* **DIRECTION**
Take every line that has the string "data" and copy it out.

══ GIVEN ENTRIES

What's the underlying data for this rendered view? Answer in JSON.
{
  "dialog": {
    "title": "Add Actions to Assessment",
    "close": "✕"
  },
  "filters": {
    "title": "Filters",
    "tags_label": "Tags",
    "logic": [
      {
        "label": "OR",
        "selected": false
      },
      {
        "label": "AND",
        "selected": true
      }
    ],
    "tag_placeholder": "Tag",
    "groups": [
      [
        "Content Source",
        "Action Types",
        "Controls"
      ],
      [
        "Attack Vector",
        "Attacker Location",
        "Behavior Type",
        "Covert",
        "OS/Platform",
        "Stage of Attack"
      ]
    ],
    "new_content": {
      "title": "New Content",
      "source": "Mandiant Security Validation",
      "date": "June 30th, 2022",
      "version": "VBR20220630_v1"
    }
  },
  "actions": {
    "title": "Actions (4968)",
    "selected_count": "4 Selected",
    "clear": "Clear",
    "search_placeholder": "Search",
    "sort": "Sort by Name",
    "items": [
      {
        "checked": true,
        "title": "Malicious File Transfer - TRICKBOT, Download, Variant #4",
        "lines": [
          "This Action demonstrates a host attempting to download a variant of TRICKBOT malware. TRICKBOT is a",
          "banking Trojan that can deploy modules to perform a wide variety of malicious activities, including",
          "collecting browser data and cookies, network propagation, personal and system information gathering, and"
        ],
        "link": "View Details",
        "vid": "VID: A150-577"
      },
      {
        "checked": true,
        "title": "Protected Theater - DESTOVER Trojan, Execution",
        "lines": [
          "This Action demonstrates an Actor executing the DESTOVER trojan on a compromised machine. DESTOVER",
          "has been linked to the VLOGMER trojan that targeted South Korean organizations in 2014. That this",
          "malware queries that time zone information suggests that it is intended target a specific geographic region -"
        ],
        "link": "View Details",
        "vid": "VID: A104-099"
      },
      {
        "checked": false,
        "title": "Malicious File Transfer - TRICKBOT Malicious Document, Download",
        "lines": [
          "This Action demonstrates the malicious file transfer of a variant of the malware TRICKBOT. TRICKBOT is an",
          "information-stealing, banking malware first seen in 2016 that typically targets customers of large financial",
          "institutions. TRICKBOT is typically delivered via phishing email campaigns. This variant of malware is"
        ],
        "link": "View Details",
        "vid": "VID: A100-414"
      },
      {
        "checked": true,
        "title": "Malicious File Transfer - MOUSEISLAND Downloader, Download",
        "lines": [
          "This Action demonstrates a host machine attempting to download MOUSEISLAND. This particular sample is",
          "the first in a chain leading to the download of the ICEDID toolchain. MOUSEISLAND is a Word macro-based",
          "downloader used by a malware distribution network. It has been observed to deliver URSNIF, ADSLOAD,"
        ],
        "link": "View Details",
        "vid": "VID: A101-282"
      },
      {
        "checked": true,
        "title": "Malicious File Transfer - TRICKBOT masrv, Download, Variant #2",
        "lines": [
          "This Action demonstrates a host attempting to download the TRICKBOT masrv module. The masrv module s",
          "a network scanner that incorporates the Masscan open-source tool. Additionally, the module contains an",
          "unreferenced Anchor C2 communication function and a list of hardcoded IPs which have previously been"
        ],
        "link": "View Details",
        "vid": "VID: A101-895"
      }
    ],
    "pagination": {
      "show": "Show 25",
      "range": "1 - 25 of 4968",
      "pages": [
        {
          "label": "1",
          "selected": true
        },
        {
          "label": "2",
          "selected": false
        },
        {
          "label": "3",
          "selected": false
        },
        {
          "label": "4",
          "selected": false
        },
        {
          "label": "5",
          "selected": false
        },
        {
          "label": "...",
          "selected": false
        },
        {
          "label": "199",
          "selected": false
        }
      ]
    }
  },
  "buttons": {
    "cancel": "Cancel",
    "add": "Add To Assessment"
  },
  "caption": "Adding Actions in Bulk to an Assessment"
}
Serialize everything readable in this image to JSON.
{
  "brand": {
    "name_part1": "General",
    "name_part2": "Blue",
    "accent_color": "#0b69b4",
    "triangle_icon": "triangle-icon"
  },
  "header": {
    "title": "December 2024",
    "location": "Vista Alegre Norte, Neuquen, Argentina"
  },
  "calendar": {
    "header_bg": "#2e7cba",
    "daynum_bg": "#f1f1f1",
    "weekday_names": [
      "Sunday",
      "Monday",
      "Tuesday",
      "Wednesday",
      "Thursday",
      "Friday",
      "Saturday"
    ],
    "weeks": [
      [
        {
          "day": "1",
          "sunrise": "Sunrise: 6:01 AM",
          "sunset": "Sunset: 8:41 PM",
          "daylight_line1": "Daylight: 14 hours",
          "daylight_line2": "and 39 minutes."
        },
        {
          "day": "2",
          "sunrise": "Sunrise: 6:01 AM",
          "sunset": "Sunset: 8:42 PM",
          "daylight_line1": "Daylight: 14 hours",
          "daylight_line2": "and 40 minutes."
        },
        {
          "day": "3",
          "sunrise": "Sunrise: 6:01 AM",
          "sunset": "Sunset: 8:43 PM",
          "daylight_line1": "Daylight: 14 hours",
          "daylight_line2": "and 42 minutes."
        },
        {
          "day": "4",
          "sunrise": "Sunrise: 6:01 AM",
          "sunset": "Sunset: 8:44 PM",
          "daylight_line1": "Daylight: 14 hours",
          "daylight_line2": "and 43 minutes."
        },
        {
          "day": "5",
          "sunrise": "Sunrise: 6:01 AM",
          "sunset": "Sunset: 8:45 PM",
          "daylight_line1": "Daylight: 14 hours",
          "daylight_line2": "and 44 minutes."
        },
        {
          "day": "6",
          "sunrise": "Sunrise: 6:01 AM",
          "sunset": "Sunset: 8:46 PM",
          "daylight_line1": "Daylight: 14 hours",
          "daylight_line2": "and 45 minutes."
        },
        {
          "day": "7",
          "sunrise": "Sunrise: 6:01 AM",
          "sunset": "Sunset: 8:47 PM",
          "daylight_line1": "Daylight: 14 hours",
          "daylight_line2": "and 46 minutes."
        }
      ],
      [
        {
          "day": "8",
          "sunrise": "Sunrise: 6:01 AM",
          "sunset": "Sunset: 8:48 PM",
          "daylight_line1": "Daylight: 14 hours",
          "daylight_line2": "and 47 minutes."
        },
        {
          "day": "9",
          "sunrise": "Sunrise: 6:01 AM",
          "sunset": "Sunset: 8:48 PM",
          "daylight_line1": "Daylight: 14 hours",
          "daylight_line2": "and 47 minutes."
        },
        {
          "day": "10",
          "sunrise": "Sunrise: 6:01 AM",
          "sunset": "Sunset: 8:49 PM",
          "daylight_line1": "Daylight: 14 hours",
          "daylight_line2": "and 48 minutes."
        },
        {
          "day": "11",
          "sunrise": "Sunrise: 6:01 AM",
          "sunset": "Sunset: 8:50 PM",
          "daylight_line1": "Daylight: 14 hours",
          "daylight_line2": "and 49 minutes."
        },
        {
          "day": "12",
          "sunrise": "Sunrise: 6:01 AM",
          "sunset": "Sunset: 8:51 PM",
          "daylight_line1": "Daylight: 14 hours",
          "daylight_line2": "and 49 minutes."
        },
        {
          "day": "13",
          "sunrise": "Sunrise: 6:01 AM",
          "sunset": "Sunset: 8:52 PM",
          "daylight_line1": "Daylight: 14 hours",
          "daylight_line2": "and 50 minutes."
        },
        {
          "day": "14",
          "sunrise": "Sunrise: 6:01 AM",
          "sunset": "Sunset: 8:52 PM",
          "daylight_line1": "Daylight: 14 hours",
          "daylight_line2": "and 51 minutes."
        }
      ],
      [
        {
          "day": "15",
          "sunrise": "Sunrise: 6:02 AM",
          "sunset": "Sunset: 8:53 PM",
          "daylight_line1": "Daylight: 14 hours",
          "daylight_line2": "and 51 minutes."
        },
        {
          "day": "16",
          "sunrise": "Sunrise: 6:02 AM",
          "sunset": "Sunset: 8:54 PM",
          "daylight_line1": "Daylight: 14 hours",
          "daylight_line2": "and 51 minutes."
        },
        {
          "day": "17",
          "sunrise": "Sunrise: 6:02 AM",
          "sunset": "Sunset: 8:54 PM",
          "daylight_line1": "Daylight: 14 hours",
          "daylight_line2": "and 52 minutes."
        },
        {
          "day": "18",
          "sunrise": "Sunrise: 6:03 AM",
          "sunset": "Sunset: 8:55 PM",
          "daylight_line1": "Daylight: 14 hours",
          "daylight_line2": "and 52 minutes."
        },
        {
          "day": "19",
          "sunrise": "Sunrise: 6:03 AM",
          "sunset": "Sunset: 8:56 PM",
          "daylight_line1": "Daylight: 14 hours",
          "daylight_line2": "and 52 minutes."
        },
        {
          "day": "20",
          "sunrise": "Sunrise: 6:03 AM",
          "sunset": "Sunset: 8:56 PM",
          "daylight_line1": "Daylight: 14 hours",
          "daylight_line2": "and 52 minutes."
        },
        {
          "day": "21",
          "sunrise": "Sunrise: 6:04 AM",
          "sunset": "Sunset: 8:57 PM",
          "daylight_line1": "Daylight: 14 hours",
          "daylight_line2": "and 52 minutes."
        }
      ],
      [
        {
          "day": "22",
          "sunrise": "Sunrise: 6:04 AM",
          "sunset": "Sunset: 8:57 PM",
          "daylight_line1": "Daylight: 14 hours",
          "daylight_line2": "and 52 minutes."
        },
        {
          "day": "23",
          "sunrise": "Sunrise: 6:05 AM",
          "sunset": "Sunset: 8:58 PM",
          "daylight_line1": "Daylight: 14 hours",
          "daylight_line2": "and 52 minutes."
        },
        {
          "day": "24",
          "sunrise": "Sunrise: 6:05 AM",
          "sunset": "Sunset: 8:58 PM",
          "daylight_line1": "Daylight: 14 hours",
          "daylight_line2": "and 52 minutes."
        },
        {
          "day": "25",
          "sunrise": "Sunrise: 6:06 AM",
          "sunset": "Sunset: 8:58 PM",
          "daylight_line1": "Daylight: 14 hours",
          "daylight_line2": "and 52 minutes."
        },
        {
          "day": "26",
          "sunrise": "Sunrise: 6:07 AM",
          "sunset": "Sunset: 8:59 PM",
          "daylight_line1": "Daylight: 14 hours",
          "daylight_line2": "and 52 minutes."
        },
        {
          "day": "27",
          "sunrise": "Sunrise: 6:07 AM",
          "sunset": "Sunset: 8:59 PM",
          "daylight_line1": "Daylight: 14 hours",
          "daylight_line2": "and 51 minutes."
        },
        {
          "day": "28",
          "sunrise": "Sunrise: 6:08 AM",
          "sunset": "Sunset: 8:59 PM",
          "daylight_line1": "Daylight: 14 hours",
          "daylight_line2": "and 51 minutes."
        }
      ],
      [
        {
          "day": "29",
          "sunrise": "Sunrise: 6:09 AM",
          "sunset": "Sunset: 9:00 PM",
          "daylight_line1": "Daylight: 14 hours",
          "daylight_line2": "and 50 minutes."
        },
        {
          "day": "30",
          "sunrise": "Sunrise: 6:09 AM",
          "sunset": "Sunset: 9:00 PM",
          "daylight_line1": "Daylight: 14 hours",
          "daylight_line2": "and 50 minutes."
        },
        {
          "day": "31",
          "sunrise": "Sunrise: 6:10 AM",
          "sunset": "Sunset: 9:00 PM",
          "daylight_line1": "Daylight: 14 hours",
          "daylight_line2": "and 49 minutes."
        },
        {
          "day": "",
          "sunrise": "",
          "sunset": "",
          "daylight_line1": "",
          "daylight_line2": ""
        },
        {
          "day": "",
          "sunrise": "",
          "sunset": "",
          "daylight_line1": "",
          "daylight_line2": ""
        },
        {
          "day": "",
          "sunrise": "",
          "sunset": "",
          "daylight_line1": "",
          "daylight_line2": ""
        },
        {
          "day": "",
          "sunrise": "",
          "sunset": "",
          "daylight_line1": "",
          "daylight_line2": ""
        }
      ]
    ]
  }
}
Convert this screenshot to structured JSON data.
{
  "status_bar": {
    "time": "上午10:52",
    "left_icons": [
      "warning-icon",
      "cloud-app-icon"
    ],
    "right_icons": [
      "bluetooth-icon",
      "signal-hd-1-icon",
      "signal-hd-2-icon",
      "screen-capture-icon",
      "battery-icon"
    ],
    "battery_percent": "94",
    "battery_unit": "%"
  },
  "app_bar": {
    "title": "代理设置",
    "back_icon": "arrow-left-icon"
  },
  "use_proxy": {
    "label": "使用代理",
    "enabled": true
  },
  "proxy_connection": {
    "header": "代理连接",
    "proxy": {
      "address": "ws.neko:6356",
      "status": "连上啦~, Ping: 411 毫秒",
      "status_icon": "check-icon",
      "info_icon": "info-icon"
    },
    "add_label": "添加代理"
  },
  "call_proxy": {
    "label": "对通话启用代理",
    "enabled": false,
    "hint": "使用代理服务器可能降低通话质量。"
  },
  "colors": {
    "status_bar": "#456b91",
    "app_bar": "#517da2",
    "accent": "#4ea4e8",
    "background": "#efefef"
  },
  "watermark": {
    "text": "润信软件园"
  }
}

════

* **REPLY TO THE EXERCISE**
What's the underlying data for this rendered view? Answer in JSON.
          "collecting browser data and cookies, network propagation, personal and system information gathering, and"
Convert this screenshot to structured JSON data.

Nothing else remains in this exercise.